— START OF Material for the task —
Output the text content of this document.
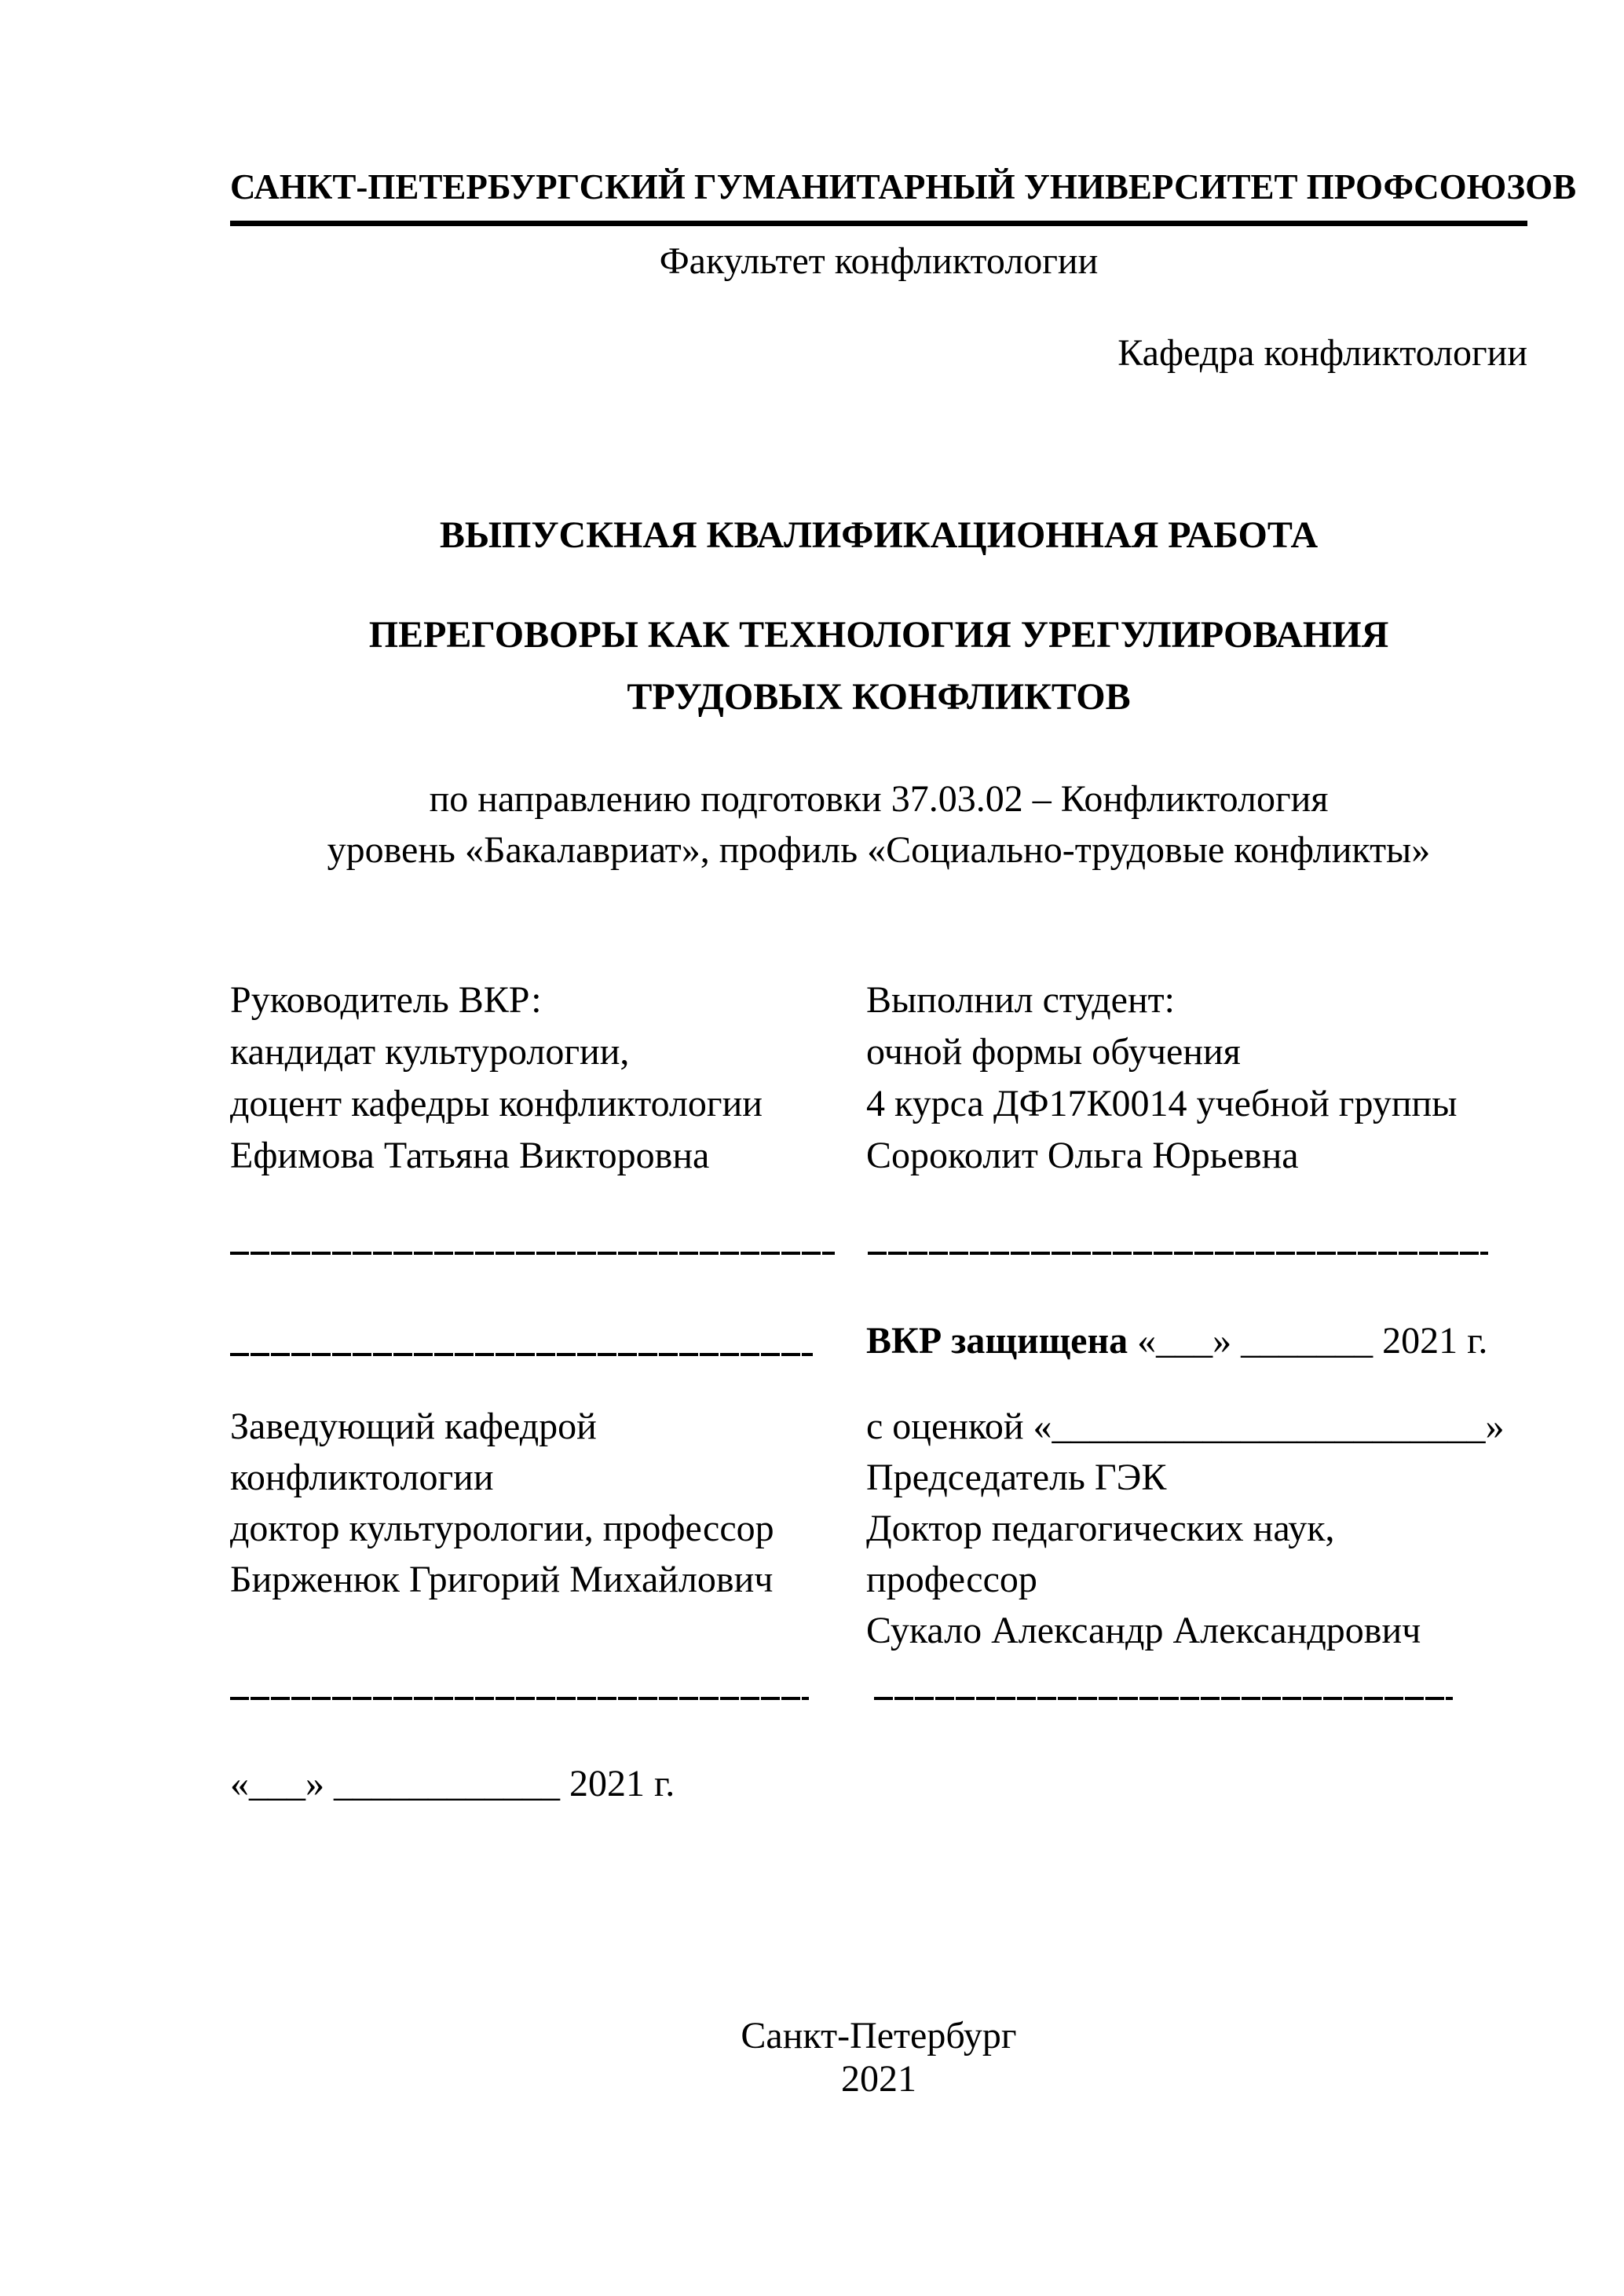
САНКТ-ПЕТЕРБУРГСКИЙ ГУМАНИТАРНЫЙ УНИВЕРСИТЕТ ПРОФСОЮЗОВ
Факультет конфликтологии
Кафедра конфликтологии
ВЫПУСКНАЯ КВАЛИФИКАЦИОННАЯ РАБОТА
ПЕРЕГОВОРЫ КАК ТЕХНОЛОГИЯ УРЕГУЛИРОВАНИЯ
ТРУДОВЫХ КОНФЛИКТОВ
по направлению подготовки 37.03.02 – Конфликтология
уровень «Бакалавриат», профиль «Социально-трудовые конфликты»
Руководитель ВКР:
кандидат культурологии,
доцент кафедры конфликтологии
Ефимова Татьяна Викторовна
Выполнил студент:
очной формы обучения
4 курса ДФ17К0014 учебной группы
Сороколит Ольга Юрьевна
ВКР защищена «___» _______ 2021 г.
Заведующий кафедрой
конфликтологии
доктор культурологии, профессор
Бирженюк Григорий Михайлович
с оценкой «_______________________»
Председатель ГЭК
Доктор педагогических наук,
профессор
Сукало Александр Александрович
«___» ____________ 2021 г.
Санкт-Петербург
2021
— END OF Material for the task —
*Objective*: Where a line contains "культурологии", copy that line.

*Written reply*:
кандидат культурологии,
доктор культурологии, профессор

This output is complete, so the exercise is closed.